GIVEN REQUEST>
For every line in the records that has the word "parentes", make a copy.

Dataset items
"""

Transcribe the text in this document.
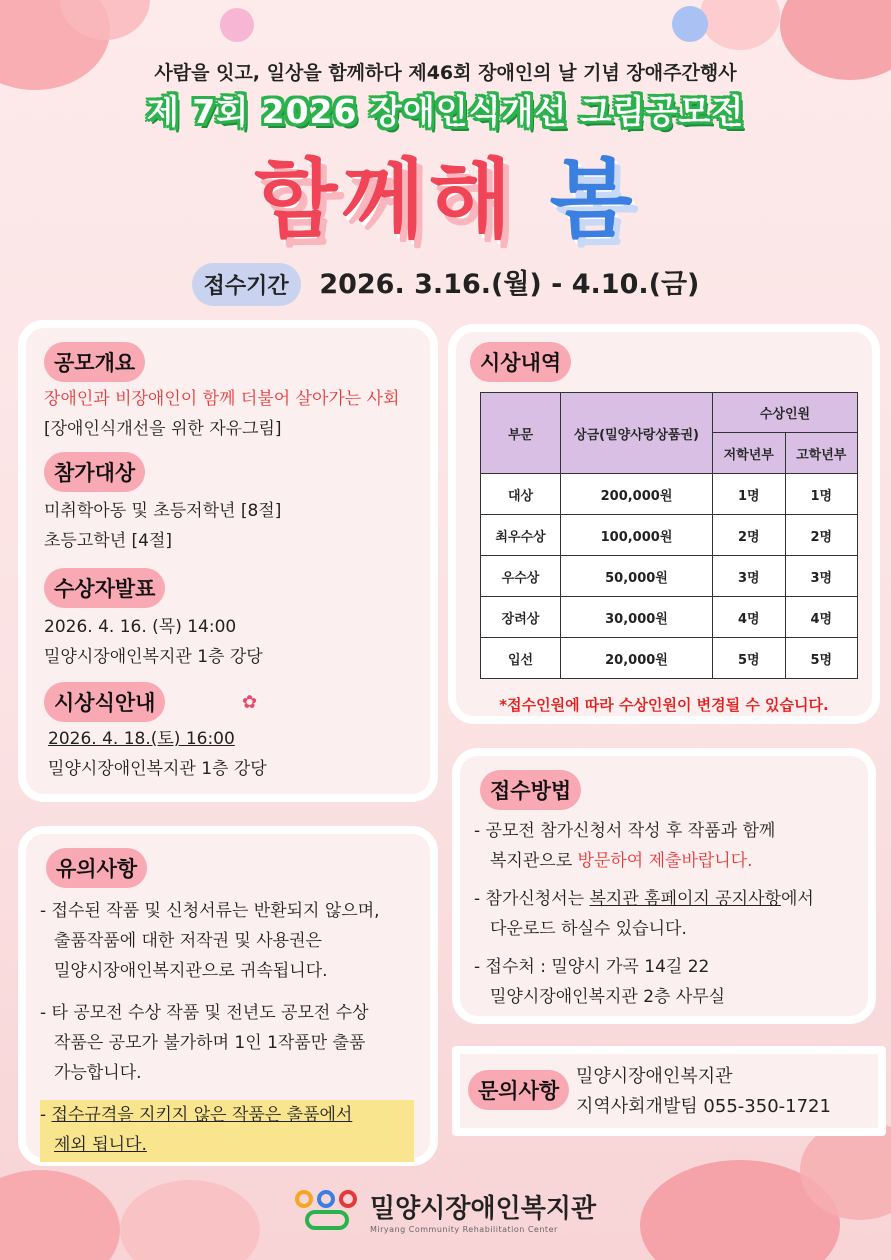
사람을 잇고, 일상을 함께하다 제46회 장애인의 날 기념 장애주간행사
제 7회 2026 장애인식개선 그림공모전
함께해 봄
접수기간 2026. 3.16.(월) - 4.10.(금)
공모개요
장애인과 비장애인이 함께 더불어 살아가는 사회
[장애인식개선을 위한 자유그림]
참가대상
미취학아동 및 초등저학년 [8절]
초등고학년 [4절]
수상자발표
2026. 4. 16. (목) 14:00
밀양시장애인복지관 1층 강당
시상식안내	✿
2026. 4. 18.(토) 16:00
밀양시장애인복지관 1층 강당
시상내역
부문	상금(밀양사랑상품권)	수상인원	
		저학년부	고학년부
대상	200,000원	1명	1명
최우수상	100,000원	2명	2명
우수상	50,000원	3명	3명
장려상	30,000원	4명	4명
입선	20,000원	5명	5명
*접수인원에 따라 수상인원이 변경될 수 있습니다.
접수방법
- 공모전 참가신청서 작성 후 작품과 함께
복지관으로 방문하여 제출바랍니다.
- 참가신청서는 복지관 홈페이지 공지사항에서
다운로드 하실수 있습니다.
- 접수처 : 밀양시 가곡 14길 22
밀양시장애인복지관 2층 사무실
유의사항
- 접수된 작품 및 신청서류는 반환되지 않으며,
출품작품에 대한 저작권 및 사용권은
밀양시장애인복지관으로 귀속됩니다.
- 타 공모전 수상 작품 및 전년도 공모전 수상
작품은 공모가 불가하며 1인 1작품만 출품
가능합니다.
- 접수규격을 지키지 않은 작품은 출품에서
제외 됩니다.
문의사항
밀양시장애인복지관
지역사회개발팀 055-350-1721

밀양시장애인복지관
Miryang Community Rehabilitation Center
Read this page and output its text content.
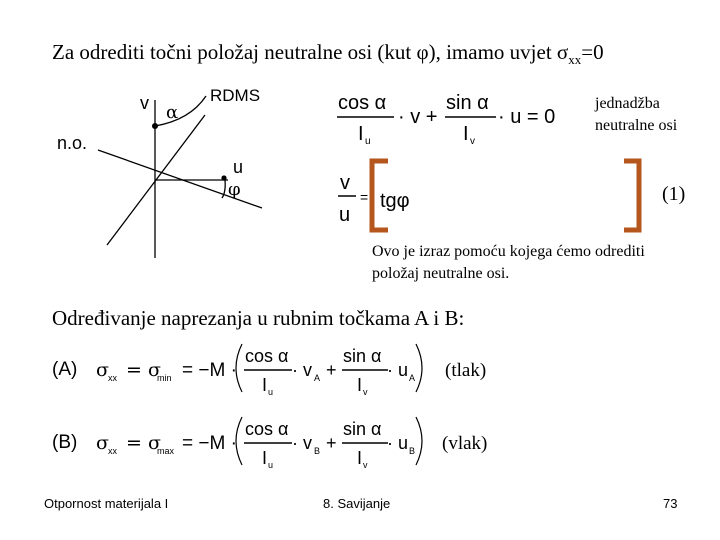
Za odrediti točni položaj neutralne osi (kut φ), imamo uvjet $\sigma_{xx}=0$
v α
RDMS
n.o.
u
φ
cos α
I u
· v +
sin α
I v
· u = 0
jednadžba neutralne osi
v
u
= tgφ	(1)
Ovo je izraz pomoću kojega ćemo odrediti položaj neutralne osi.
Određivanje naprezanja u rubnim točkama A i B:
(A) σ xx = σ
min = −M ·
cos α
I u
· v A +
sin α
I v
· u A (tlak)
(B) σ xx = σ
max = −M ·
cos α
I u
· v B +
sin α
I v
· u B (vlak)
Otpornost materijala I	8. Savijanje	73
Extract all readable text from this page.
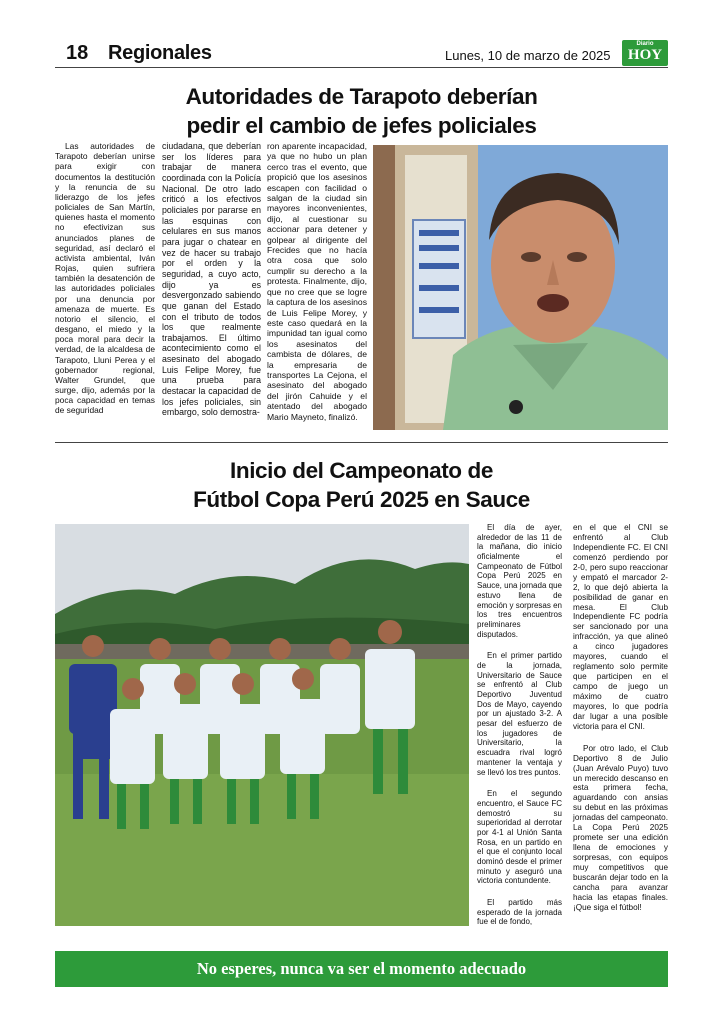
18 Regionales	Lunes, 10 de marzo de 2025
Diario
HOY
Autoridades de Tarapoto deberían
pedir el cambio de jefes policiales

Las autoridades de Tarapoto deberían unirse para exigir con documentos la destitución y la renuncia de su liderazgo de los jefes policiales de San Martín, quienes hasta el momento no efectivizan sus anunciados planes de seguridad, así declaró el activista ambiental, Iván Rojas, quien sufriera también la desatención de las autoridades policiales por una denuncia por amenaza de muerte. Es notorio el silencio, el desgano, el miedo y la poca moral para decir la verdad, de la alcaldesa de Tarapoto, Lluni Perea y el gobernador regional, Walter Grundel, que surge, dijo, además por la poca capacidad en temas de seguridad

ciudadana, que deberían ser los líderes para trabajar de manera coordinada con la Policía Nacional. De otro lado criticó a los efectivos policiales por pararse en las esquinas con celulares en sus manos para jugar o chatear en vez de hacer su trabajo por el orden y la seguridad, a cuyo acto, dijo ya es desvergonzado sabiendo que ganan del Estado con el tributo de todos los que realmente trabajamos. El último acontecimiento como el asesinato del abogado Luis Felipe Morey, fue una prueba para destacar la capacidad de los jefes policiales, sin embargo, solo demostra-

ron aparente incapacidad, ya que no hubo un plan cerco tras el evento, que propició que los asesinos escapen con facilidad o salgan de la ciudad sin mayores inconvenientes, dijo, al cuestionar su accionar para detener y golpear al dirigente del Frecides que no hacía otra cosa que solo cumplir su derecho a la protesta. Finalmente, dijo, que no cree que se logre la captura de los asesinos de Luis Felipe Morey, y este caso quedará en la impunidad tan igual como los asesinatos del cambista de dólares, de la empresaria de transportes La Cejona, el asesinato del abogado del jirón Cahuide y el atentado del abogado Mario Mayneto, finalizó.

Inicio del Campeonato de
Fútbol Copa Perú 2025 en Sauce

El día de ayer, alrededor de las 11 de la mañana, dio inicio oficialmente el Campeonato de Fútbol Copa Perú 2025 en Sauce, una jornada que estuvo llena de emoción y sorpresas en los tres encuentros preliminares disputados.

En el primer partido de la jornada, Universitario de Sauce se enfrentó al Club Deportivo Juventud Dos de Mayo, cayendo por un ajustado 3-2. A pesar del esfuerzo de los jugadores de Universitario, la escuadra rival logró mantener la ventaja y se llevó los tres puntos.

En el segundo encuentro, el Sauce FC demostró su superioridad al derrotar por 4-1 al Unión Santa Rosa, en un partido en el que el conjunto local dominó desde el primer minuto y aseguró una victoria contundente.

El partido más esperado de la jornada fue el de fondo,

en el que el CNI se enfrentó al Club Independiente FC. El CNI comenzó perdiendo por 2-0, pero supo reaccionar y empató el marcador 2-2, lo que dejó abierta la posibilidad de ganar en mesa. El Club Independiente FC podría ser sancionado por una infracción, ya que alineó a cinco jugadores mayores, cuando el reglamento solo permite que participen en el campo de juego un máximo de cuatro mayores, lo que podría dar lugar a una posible victoria para el CNI.

Por otro lado, el Club Deportivo 8 de Julio (Juan Arévalo Puyo) tuvo un merecido descanso en esta primera fecha, aguardando con ansias su debut en las próximas jornadas del campeonato. La Copa Perú 2025 promete ser una edición llena de emociones y sorpresas, con equipos muy competitivos que buscarán dejar todo en la cancha para avanzar hacia las etapas finales. ¡Que siga el fútbol!

No esperes, nunca va ser el momento adecuado
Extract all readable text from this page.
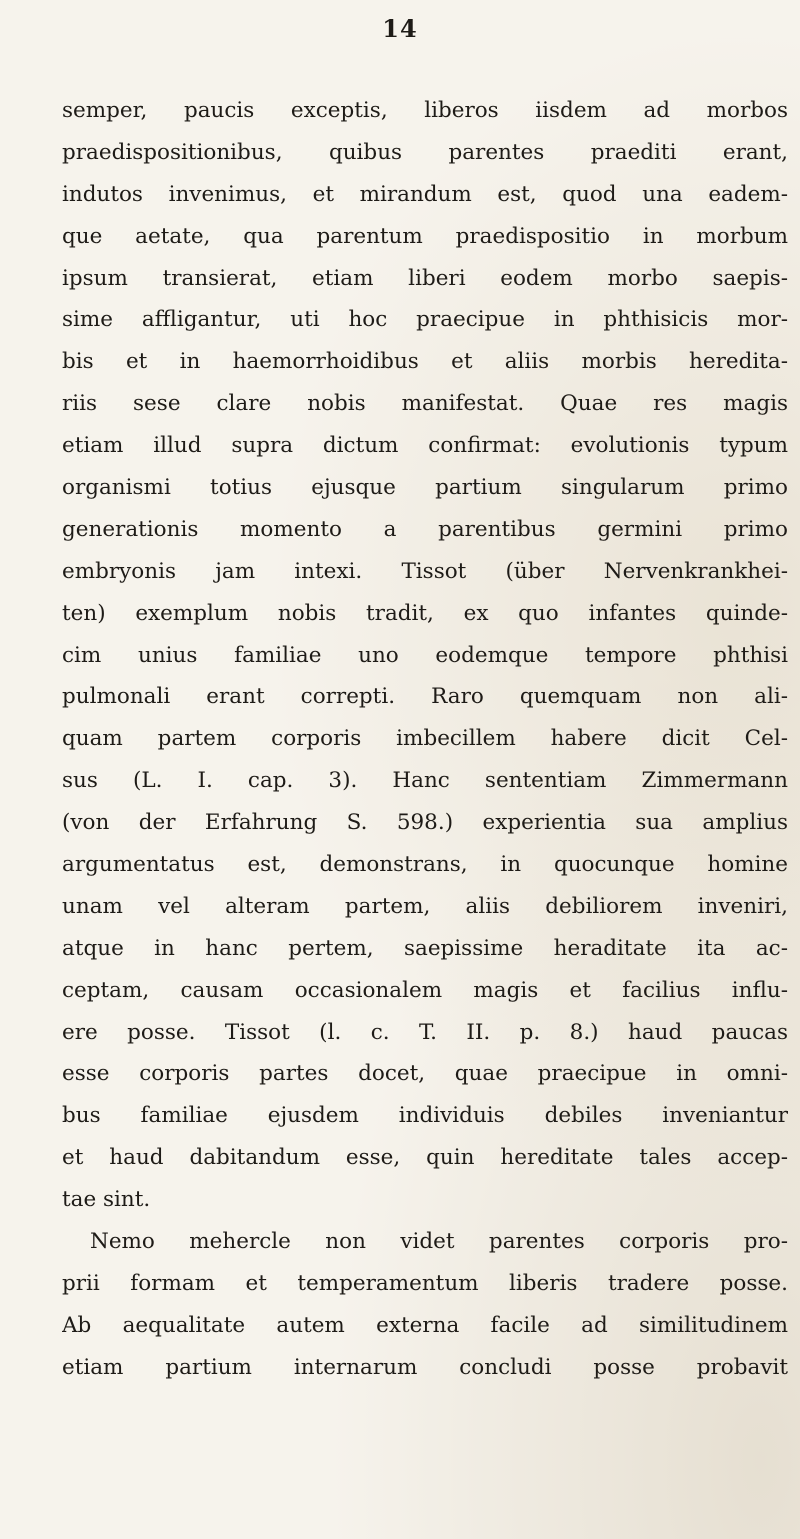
14
semper, paucis exceptis, liberos iisdem ad morbos
praedispositionibus, quibus parentes praediti erant,
indutos invenimus, et mirandum est, quod una eadem-
que aetate, qua parentum praedispositio in morbum
ipsum transierat, etiam liberi eodem morbo saepis-
sime affligantur, uti hoc praecipue in phthisicis mor-
bis et in haemorrhoidibus et aliis morbis heredita-
riis sese clare nobis manifestat. Quae res magis
etiam illud supra dictum confirmat: evolutionis typum
organismi totius ejusque partium singularum primo
generationis momento a parentibus germini primo
embryonis jam intexi. Tissot (über Nervenkrankhei-
ten) exemplum nobis tradit, ex quo infantes quinde-
cim unius familiae uno eodemque tempore phthisi
pulmonali erant correpti. Raro quemquam non ali-
quam partem corporis imbecillem habere dicit Cel-
sus (L. I. cap. 3). Hanc sententiam Zimmermann
(von der Erfahrung S. 598.) experientia sua amplius
argumentatus est, demonstrans, in quocunque homine
unam vel alteram partem, aliis debiliorem inveniri,
atque in hanc pertem, saepissime heraditate ita ac-
ceptam, causam occasionalem magis et facilius influ-
ere posse. Tissot (l. c. T. II. p. 8.) haud paucas
esse corporis partes docet, quae praecipue in omni-
bus familiae ejusdem individuis debiles inveniantur
et haud dabitandum esse, quin hereditate tales accep-
tae sint.
Nemo mehercle non videt parentes corporis pro-
prii formam et temperamentum liberis tradere posse.
Ab aequalitate autem externa facile ad similitudinem
etiam partium internarum concludi posse probavit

"""

EXERCISE OUTPUT>
praedispositionibus, quibus parentes praediti erant,
Nemo mehercle non videt parentes corporis pro-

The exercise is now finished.